» **TASK TO CARRY OUT**
For the records below, say how many lines contain the string "handle". Give the number only.

» **ENTRIES**
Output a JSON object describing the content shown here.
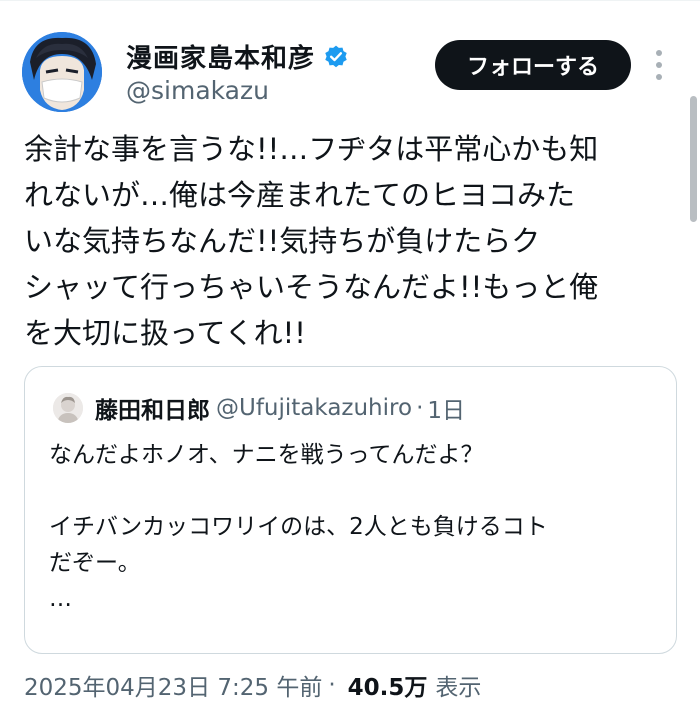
{
  "author": {
    "display_name": "漫画家島本和彦",
    "handle": "@simakazu",
    "verified": true
  },
  "follow_button": {
    "label": "フォローする"
  },
  "tweet": {
    "lines": [
      "余計な事を言うな!!…フヂタは平常心かも知",
      "れないが…俺は今産まれたてのヒヨコみた",
      "いな気持ちなんだ!!気持ちが負けたらク",
      "シャッて行っちゃいそうなんだよ!!もっと俺",
      "を大切に扱ってくれ!!"
    ]
  },
  "quote": {
    "display_name": "藤田和日郎",
    "handle": "@Ufujitakazuhiro",
    "separator": "·",
    "time": "1日",
    "lines": [
      "なんだよホノオ、ナニを戦うってんだよ？",
      "",
      "イチバンカッコワリイのは、2人とも負けるコト",
      "だぞー。",
      "…"
    ]
  },
  "meta": {
    "timestamp": "2025年04月23日 7:25 午前",
    "separator": "·",
    "views_count": "40.5万",
    "views_label": "表示"
  },
  "colors": {
    "text_primary": "#0f1419",
    "text_secondary": "#536471",
    "verified_blue": "#1d9bf0",
    "follow_bg": "#0f1419",
    "border": "#cfd9de"
  }
}
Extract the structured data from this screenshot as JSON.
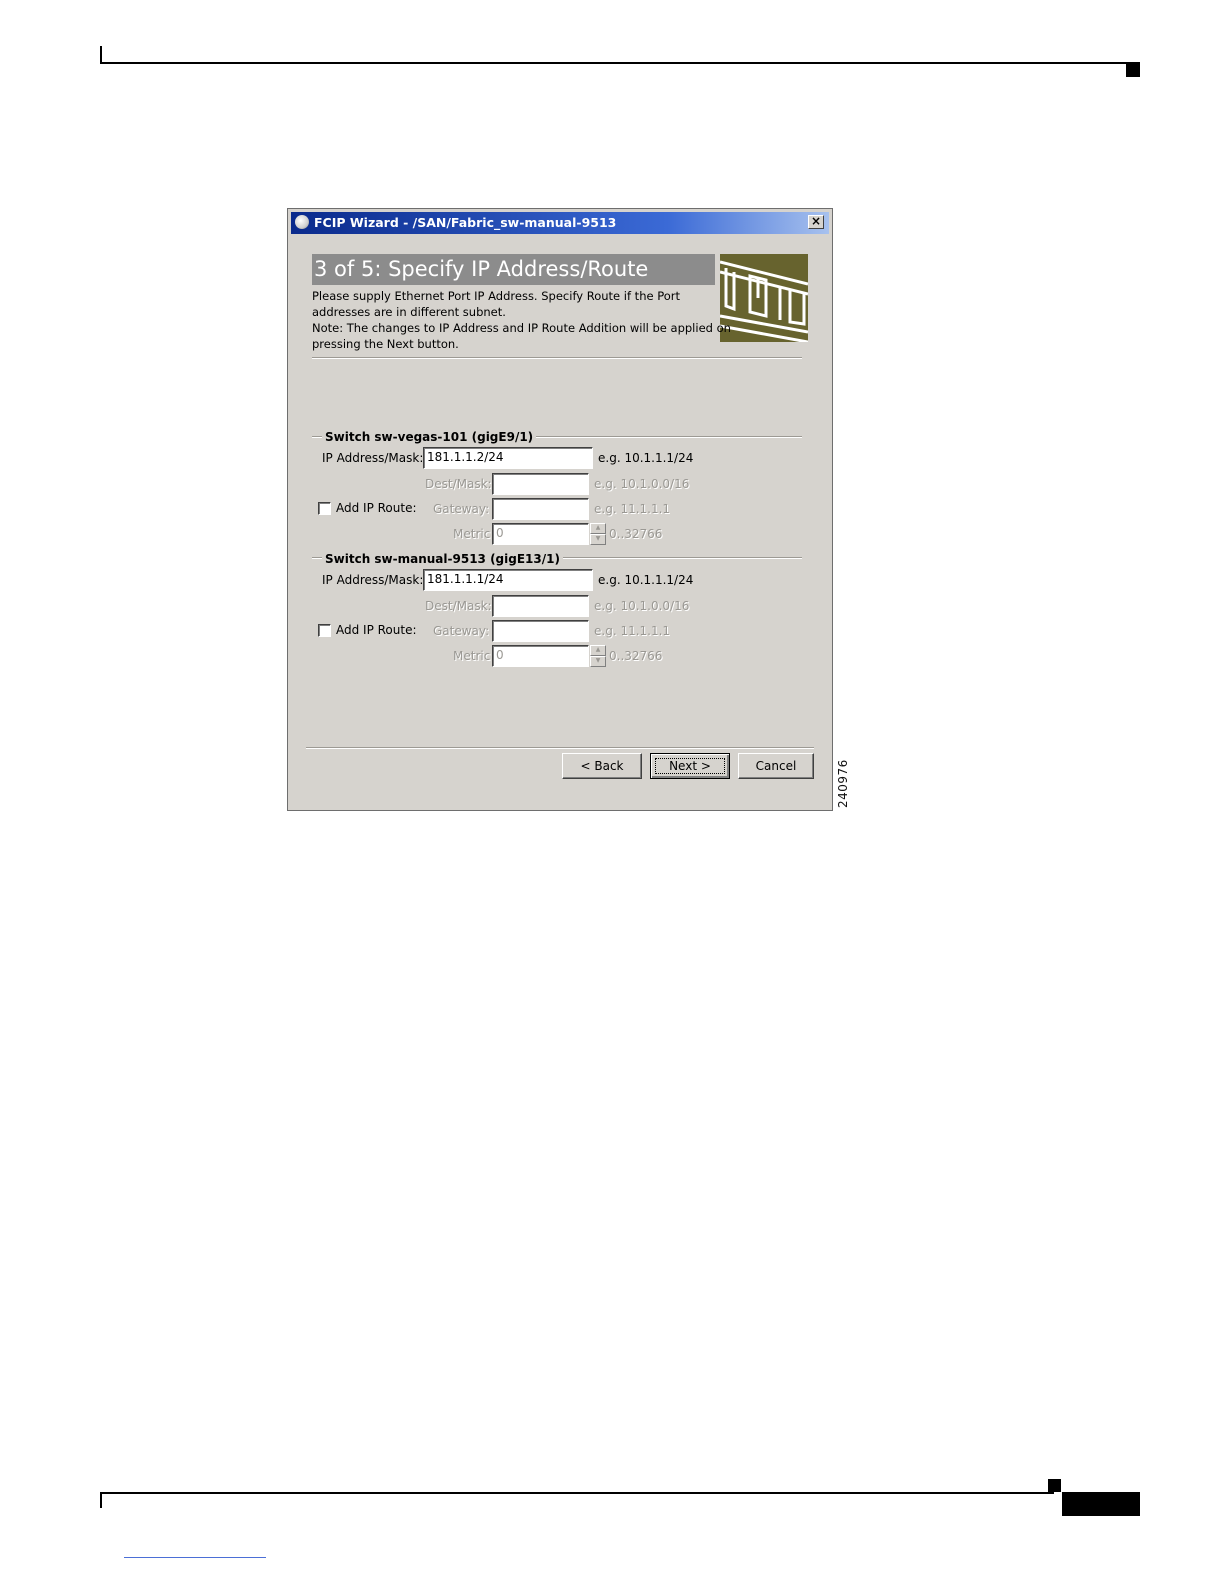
{
  "figure_id": "240976",
  "window": {
    "title": "FCIP Wizard - /SAN/Fabric_sw-manual-9513",
    "close_label": "×"
  },
  "step": {
    "title": "3 of 5: Specify IP Address/Route",
    "instructions": [
      "Please supply Ethernet Port IP Address.  Specify Route if the Port",
      "addresses are in different subnet.",
      "Note: The changes to IP Address and IP Route Addition will be applied on",
      "pressing the Next button."
    ]
  },
  "switches": [
    {
      "title": "Switch sw-vegas-101 (gigE9/1)",
      "ip_label": "IP Address/Mask:",
      "ip_value": "181.1.1.2/24",
      "ip_hint": "e.g. 10.1.1.1/24",
      "route_label": "Add IP Route:",
      "route_checked": false,
      "dest_label": "Dest/Mask:",
      "dest_value": "",
      "dest_hint": "e.g. 10.1.0.0/16",
      "gateway_label": "Gateway:",
      "gateway_value": "",
      "gateway_hint": "e.g. 11.1.1.1",
      "metric_label": "Metric",
      "metric_value": "0",
      "metric_hint": "0..32766"
    },
    {
      "title": "Switch sw-manual-9513 (gigE13/1)",
      "ip_label": "IP Address/Mask:",
      "ip_value": "181.1.1.1/24",
      "ip_hint": "e.g. 10.1.1.1/24",
      "route_label": "Add IP Route:",
      "route_checked": false,
      "dest_label": "Dest/Mask:",
      "dest_value": "",
      "dest_hint": "e.g. 10.1.0.0/16",
      "gateway_label": "Gateway:",
      "gateway_value": "",
      "gateway_hint": "e.g. 11.1.1.1",
      "metric_label": "Metric",
      "metric_value": "0",
      "metric_hint": "0..32766"
    }
  ],
  "buttons": {
    "back": "Back",
    "next": "Next",
    "cancel": "Cancel"
  },
  "colors": {
    "dialog_bg": "#d6d3ce",
    "titlebar": "#0a2a8c",
    "step_banner": "#8c8c8c",
    "graphic": "#67632e"
  }
}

» **TASK SOLUTION**
2